CONSIGNE:
Recopiez à l'identique chaque ligne de tous les items ci-dessous.

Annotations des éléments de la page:

+--

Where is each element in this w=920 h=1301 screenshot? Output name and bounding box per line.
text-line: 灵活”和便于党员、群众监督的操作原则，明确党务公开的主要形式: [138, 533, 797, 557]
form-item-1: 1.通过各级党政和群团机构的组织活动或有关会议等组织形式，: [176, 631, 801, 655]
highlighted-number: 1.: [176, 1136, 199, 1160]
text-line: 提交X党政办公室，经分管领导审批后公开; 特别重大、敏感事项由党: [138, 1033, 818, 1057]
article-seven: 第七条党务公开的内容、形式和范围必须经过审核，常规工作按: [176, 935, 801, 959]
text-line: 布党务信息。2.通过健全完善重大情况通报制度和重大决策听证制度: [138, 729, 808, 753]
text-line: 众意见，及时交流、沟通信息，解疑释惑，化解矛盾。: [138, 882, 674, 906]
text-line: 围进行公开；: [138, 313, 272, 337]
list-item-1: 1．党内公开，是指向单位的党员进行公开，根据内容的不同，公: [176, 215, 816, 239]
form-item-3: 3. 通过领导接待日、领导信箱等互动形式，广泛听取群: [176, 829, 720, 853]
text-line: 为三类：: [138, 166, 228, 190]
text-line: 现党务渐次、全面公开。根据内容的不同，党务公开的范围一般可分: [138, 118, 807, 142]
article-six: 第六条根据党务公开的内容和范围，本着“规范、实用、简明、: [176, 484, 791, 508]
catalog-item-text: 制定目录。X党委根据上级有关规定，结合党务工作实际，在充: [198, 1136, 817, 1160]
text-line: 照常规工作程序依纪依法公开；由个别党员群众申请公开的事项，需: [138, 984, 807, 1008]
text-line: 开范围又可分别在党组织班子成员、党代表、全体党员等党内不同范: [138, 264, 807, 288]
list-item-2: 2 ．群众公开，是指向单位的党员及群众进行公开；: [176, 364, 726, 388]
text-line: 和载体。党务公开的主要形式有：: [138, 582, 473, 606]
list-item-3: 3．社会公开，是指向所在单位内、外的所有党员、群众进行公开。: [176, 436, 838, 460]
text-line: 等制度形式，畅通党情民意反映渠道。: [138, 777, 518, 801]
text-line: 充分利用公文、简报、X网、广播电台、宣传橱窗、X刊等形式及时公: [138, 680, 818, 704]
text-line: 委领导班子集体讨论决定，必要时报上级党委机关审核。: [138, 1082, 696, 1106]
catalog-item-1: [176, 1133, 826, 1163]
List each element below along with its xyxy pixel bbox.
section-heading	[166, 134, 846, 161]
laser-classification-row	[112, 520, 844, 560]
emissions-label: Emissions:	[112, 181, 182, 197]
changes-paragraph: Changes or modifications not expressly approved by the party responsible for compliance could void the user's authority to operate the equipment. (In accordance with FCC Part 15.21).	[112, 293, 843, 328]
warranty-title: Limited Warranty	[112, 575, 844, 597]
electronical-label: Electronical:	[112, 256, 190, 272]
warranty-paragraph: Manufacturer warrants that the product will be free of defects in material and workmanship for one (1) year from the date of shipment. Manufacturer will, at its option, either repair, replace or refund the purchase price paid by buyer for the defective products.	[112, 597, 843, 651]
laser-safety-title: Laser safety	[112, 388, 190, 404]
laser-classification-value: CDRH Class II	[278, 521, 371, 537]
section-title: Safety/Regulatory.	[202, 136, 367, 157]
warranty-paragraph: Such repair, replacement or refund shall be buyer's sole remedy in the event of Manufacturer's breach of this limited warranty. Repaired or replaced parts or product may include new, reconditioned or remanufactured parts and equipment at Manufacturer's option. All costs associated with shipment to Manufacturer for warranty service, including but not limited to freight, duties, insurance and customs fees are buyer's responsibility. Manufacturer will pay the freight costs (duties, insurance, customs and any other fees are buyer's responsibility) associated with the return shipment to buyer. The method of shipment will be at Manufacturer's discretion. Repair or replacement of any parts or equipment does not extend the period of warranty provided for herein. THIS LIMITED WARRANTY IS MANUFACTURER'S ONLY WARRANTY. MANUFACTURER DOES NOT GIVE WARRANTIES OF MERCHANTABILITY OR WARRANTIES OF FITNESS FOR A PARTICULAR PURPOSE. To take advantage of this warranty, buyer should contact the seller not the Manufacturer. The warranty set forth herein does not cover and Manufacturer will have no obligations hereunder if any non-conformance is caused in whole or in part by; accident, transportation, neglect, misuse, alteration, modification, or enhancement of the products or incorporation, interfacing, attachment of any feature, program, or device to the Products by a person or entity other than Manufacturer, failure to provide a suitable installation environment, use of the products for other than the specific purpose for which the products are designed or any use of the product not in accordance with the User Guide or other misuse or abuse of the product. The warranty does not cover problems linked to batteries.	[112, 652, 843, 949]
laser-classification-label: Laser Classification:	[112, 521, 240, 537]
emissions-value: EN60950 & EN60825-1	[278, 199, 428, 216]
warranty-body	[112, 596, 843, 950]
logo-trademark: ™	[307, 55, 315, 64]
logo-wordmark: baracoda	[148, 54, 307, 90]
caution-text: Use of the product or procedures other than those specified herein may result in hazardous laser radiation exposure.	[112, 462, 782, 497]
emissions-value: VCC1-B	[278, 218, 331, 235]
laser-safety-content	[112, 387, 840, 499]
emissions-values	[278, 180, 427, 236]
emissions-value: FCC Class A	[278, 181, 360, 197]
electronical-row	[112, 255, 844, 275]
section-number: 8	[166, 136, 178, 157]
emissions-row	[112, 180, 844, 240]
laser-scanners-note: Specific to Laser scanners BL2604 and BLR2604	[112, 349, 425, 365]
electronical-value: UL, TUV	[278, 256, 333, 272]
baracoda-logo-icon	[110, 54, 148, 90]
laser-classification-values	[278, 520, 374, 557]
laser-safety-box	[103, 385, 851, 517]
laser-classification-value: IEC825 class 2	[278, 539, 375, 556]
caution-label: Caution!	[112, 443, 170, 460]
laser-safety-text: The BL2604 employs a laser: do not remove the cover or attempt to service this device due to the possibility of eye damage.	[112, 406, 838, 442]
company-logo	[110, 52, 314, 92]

+--

RÉPONSE:
Where is each element in this w=920 h=1301 screenshot? Output name and bounding box per line.
text-line: 灵活”和便于党员、群众监督的操作原则，明确党务公开的主要形式: [138, 533, 797, 557]
form-item-1: 1.通过各级党政和群团机构的组织活动或有关会议等组织形式，: [176, 631, 801, 655]
highlighted-number: 1.: [176, 1136, 199, 1160]
text-line: 提交X党政办公室，经分管领导审批后公开; 特别重大、敏感事项由党: [138, 1033, 818, 1057]
article-seven: 第七条党务公开的内容、形式和范围必须经过审核，常规工作按: [176, 935, 801, 959]
text-line: 布党务信息。2.通过健全完善重大情况通报制度和重大决策听证制度: [138, 729, 808, 753]
text-line: 众意见，及时交流、沟通信息，解疑释惑，化解矛盾。: [138, 882, 674, 906]
text-line: 围进行公开；: [138, 313, 272, 337]
list-item-1: 1．党内公开，是指向单位的党员进行公开，根据内容的不同，公: [176, 215, 816, 239]
form-item-3: 3. 通过领导接待日、领导信箱等互动形式，广泛听取群: [176, 829, 720, 853]
text-line: 为三类：: [138, 166, 228, 190]
text-line: 现党务渐次、全面公开。根据内容的不同，党务公开的范围一般可分: [138, 118, 807, 142]
article-six: 第六条根据党务公开的内容和范围，本着“规范、实用、简明、: [176, 484, 791, 508]
catalog-item-text: 制定目录。X党委根据上级有关规定，结合党务工作实际，在充: [198, 1136, 817, 1160]
text-line: 照常规工作程序依纪依法公开；由个别党员群众申请公开的事项，需: [138, 984, 807, 1008]
text-line: 开范围又可分别在党组织班子成员、党代表、全体党员等党内不同范: [138, 264, 807, 288]
list-item-2: 2 ．群众公开，是指向单位的党员及群众进行公开；: [176, 364, 726, 388]
text-line: 和载体。党务公开的主要形式有：: [138, 582, 473, 606]
list-item-3: 3．社会公开，是指向所在单位内、外的所有党员、群众进行公开。: [176, 436, 838, 460]
text-line: 等制度形式，畅通党情民意反映渠道。: [138, 777, 518, 801]
text-line: 充分利用公文、简报、X网、广播电台、宣传橱窗、X刊等形式及时公: [138, 680, 818, 704]
text-line: 委领导班子集体讨论决定，必要时报上级党委机关审核。: [138, 1082, 696, 1106]
catalog-item-1: [176, 1133, 826, 1163]
List each element below along with its xyxy pixel bbox.
section-heading	[166, 134, 846, 161]
laser-classification-row	[112, 520, 844, 560]
emissions-label: Emissions:	[112, 181, 182, 197]
changes-paragraph: Changes or modifications not expressly approved by the party responsible for compliance could void the user's authority to operate the equipment. (In accordance with FCC Part 15.21).	[112, 293, 843, 328]
warranty-title: Limited Warranty	[112, 575, 844, 597]
electronical-label: Electronical:	[112, 256, 190, 272]
warranty-paragraph: Manufacturer warrants that the product will be free of defects in material and workmanship for one (1) year from the date of shipment. Manufacturer will, at its option, either repair, replace or refund the purchase price paid by buyer for the defective products.	[112, 597, 843, 651]
laser-safety-title: Laser safety	[112, 388, 190, 404]
laser-classification-value: CDRH Class II	[278, 521, 371, 537]
section-title: Safety/Regulatory.	[202, 136, 367, 157]
warranty-paragraph: Such repair, replacement or refund shall be buyer's sole remedy in the event of Manufacturer's breach of this limited warranty. Repaired or replaced parts or product may include new, reconditioned or remanufactured parts and equipment at Manufacturer's option. All costs associated with shipment to Manufacturer for warranty service, including but not limited to freight, duties, insurance and customs fees are buyer's responsibility. Manufacturer will pay the freight costs (duties, insurance, customs and any other fees are buyer's responsibility) associated with the return shipment to buyer. The method of shipment will be at Manufacturer's discretion. Repair or replacement of any parts or equipment does not extend the period of warranty provided for herein. THIS LIMITED WARRANTY IS MANUFACTURER'S ONLY WARRANTY. MANUFACTURER DOES NOT GIVE WARRANTIES OF MERCHANTABILITY OR WARRANTIES OF FITNESS FOR A PARTICULAR PURPOSE. To take advantage of this warranty, buyer should contact the seller not the Manufacturer. The warranty set forth herein does not cover and Manufacturer will have no obligations hereunder if any non-conformance is caused in whole or in part by; accident, transportation, neglect, misuse, alteration, modification, or enhancement of the products or incorporation, interfacing, attachment of any feature, program, or device to the Products by a person or entity other than Manufacturer, failure to provide a suitable installation environment, use of the products for other than the specific purpose for which the products are designed or any use of the product not in accordance with the User Guide or other misuse or abuse of the product. The warranty does not cover problems linked to batteries.	[112, 652, 843, 949]
laser-classification-label: Laser Classification:	[112, 521, 240, 537]
emissions-value: EN60950 & EN60825-1	[278, 199, 428, 216]
warranty-body	[112, 596, 843, 950]
logo-trademark: ™	[307, 55, 315, 64]
logo-wordmark: baracoda	[148, 54, 307, 90]
caution-text: Use of the product or procedures other than those specified herein may result in hazardous laser radiation exposure.	[112, 462, 782, 497]
emissions-value: VCC1-B	[278, 218, 331, 235]
laser-safety-content	[112, 387, 840, 499]
emissions-values	[278, 180, 427, 236]
emissions-value: FCC Class A	[278, 181, 360, 197]
electronical-row	[112, 255, 844, 275]
section-number: 8	[166, 136, 178, 157]
emissions-row	[112, 180, 844, 240]
laser-scanners-note: Specific to Laser scanners BL2604 and BLR2604	[112, 349, 425, 365]
electronical-value: UL, TUV	[278, 256, 333, 272]
baracoda-logo-icon	[110, 54, 148, 90]
laser-classification-values	[278, 520, 374, 557]
laser-safety-box	[103, 385, 851, 517]
laser-classification-value: IEC825 class 2	[278, 539, 375, 556]
caution-label: Caution!	[112, 443, 170, 460]
laser-safety-text: The BL2604 employs a laser: do not remove the cover or attempt to service this device due to the possibility of eye damage.	[112, 406, 838, 442]
company-logo	[110, 52, 314, 92]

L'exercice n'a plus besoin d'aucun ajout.